[[ Selected passage, beginning ]]
Dietary supplementation with the anti-tumour promoter quercetin: its effects on matrix metalloproteinase gene regulation
Sommaire de l'article
Dietary modification, especially the consumption of larger amounts of fruits and vegetables can act to decrease the risk of a variety of human cancers. Quercetin, a bioflavonoid widely distributed in fruits and vegetables has been shown to have a chemoprotective role in cancer, through complex effects on signal transduction involved in cell proliferation and angiogenesis. In this study we examined the effects of dietary supplementation of quercetin (30 mg per day) incorporated into a blackcurrant drink. Healthy mate subjects aged between 33 and 64 years (mean = 47.1 years) received either quercetin or placebo for 14 days. Blood samples were taken at baseline and upon completion of the study and analysed for full blood count, matrix metalloproteinase-2 (MMP-2), tissue inhibitor of matrix metalloproteinse-1 and -2 (TIMP-1 and -2) plasma levels using ELISA techniques. RNA was extracted from the peripheral blood lymphocytes and reverse transcriptase-polymerase chain reaction (RT-PCR) carried out for NIMP-2 and TIMP-1, TIMP-2 gene expression determination. Supplementation of the diet with quercetin did not alter the MMP-2 or TIMP-2 gene transcription or plasma protein levels of the healthy subjects in this study. The TIMP-1 gene transcription and plasma protein levels (311 +/- 70 ng/ml at baseline to 183 +/- 35 ng/ml post-supplementation, P < 0.05) of the subjects in this study were, however, significantly decreased following quercetin supplementation. This is an interesting result, as there is some controversy over the functions of TIMP-1 in tumour progression. In certain model systems, artificially increased TIMP-1 levels prevent or decrease tumour growth. However, in other studies high levels of TIMP-1 have been correlated with aggressive disease and poor prognosis in patients with certain malignancies. This study has outlined a potential role for the anti-tumour promoter quercetin as a dietary mediator of the carcinogenic cascade.
[[ Selected passage, end ]]
[[ Material shown, beginning ]]
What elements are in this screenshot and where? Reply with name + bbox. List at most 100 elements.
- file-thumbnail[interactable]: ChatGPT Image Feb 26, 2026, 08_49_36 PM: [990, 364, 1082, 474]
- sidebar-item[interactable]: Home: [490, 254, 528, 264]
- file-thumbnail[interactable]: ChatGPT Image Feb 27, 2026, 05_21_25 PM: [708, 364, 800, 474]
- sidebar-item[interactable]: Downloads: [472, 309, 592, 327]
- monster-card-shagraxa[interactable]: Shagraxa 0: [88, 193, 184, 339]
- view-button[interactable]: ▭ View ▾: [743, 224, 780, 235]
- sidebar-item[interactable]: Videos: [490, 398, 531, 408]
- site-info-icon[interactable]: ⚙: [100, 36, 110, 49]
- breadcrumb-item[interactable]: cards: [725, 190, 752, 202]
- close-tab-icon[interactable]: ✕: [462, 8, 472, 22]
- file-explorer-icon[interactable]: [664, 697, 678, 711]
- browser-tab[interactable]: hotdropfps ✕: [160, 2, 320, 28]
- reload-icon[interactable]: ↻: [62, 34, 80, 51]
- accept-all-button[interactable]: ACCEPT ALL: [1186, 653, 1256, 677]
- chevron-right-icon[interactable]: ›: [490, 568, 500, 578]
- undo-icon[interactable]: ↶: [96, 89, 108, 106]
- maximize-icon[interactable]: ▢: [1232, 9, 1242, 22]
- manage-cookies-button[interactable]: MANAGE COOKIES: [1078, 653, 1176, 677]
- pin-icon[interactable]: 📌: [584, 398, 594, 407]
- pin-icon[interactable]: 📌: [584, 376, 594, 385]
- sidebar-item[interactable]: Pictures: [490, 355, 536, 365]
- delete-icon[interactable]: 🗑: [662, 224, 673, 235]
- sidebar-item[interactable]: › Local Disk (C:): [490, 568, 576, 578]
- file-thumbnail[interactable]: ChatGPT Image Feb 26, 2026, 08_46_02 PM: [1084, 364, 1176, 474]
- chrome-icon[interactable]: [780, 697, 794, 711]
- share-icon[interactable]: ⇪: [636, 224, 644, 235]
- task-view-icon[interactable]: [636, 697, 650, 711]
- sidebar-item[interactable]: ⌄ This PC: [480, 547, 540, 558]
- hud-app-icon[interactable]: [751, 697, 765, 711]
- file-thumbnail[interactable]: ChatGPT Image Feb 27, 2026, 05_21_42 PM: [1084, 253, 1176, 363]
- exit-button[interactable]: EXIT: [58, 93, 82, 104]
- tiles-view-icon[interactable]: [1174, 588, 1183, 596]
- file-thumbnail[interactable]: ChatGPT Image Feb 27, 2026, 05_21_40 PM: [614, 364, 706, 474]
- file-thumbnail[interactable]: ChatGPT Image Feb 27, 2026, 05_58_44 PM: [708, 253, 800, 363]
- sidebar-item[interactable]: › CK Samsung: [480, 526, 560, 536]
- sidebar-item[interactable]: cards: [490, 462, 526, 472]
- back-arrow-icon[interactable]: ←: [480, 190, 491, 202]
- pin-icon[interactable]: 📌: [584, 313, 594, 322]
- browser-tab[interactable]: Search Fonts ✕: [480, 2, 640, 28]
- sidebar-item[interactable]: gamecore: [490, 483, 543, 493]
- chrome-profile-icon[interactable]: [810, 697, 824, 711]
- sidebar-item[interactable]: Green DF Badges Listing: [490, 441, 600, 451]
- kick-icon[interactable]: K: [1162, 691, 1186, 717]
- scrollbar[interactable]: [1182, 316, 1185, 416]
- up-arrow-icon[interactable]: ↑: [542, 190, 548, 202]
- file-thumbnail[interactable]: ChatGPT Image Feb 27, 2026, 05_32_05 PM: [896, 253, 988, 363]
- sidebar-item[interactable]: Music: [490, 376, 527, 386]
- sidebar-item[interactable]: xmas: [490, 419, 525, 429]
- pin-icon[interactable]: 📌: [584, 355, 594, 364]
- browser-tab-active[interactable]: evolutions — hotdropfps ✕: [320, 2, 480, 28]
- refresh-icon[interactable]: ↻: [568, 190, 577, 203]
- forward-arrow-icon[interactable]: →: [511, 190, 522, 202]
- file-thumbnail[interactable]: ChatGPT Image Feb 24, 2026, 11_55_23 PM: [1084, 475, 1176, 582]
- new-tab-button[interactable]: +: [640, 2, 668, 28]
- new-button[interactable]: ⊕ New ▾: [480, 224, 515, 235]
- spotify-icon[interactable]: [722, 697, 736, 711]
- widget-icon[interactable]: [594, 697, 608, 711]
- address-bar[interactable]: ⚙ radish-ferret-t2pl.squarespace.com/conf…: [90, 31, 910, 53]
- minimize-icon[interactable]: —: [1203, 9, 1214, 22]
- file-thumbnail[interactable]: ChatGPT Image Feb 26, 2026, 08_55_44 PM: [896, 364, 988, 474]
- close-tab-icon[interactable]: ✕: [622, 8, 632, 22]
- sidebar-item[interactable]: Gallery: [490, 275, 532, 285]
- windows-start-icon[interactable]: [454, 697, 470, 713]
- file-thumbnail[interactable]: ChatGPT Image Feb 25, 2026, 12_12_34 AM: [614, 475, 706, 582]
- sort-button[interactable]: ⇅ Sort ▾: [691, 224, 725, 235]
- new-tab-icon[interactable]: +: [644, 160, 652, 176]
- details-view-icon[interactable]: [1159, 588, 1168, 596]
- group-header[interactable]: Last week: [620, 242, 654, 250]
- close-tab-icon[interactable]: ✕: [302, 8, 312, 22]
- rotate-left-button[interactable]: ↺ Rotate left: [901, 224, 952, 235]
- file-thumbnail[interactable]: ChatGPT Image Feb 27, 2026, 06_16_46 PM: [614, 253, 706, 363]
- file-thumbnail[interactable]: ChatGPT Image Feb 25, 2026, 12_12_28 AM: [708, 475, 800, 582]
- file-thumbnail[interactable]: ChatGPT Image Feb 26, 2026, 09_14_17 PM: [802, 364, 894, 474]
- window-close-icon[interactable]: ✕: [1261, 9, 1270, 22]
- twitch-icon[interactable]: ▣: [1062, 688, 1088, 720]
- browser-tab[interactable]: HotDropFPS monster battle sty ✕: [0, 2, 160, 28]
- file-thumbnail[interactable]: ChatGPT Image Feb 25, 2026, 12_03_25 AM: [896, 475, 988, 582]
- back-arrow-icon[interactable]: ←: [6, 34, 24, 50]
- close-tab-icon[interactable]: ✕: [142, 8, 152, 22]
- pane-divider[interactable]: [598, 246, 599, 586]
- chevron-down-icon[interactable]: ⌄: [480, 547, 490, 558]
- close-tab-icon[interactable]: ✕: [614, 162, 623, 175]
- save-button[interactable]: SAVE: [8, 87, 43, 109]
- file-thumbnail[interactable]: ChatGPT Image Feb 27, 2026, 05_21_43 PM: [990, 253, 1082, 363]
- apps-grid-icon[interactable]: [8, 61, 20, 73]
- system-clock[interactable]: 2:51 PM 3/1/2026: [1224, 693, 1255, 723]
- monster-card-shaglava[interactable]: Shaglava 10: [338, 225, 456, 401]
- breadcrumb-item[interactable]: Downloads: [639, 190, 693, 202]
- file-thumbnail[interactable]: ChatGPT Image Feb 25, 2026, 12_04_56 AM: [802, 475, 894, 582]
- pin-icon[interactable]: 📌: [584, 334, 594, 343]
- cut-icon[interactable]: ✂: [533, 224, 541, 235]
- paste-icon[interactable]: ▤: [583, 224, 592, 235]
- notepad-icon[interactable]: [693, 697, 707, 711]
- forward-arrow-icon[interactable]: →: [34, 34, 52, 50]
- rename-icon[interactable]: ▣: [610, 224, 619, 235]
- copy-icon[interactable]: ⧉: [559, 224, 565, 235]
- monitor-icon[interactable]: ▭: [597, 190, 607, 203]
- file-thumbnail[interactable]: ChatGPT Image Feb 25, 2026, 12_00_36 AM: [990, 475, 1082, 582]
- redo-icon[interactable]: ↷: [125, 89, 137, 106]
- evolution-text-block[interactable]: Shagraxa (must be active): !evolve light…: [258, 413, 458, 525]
[[ Material shown, end ]]
◆ **Directions for this task**
According to the quercetin abstract, how many days did the subjects receive quercetin or placebo? The items come from a different source than the abstract.

◆ **Reply to the exercise**
14 days.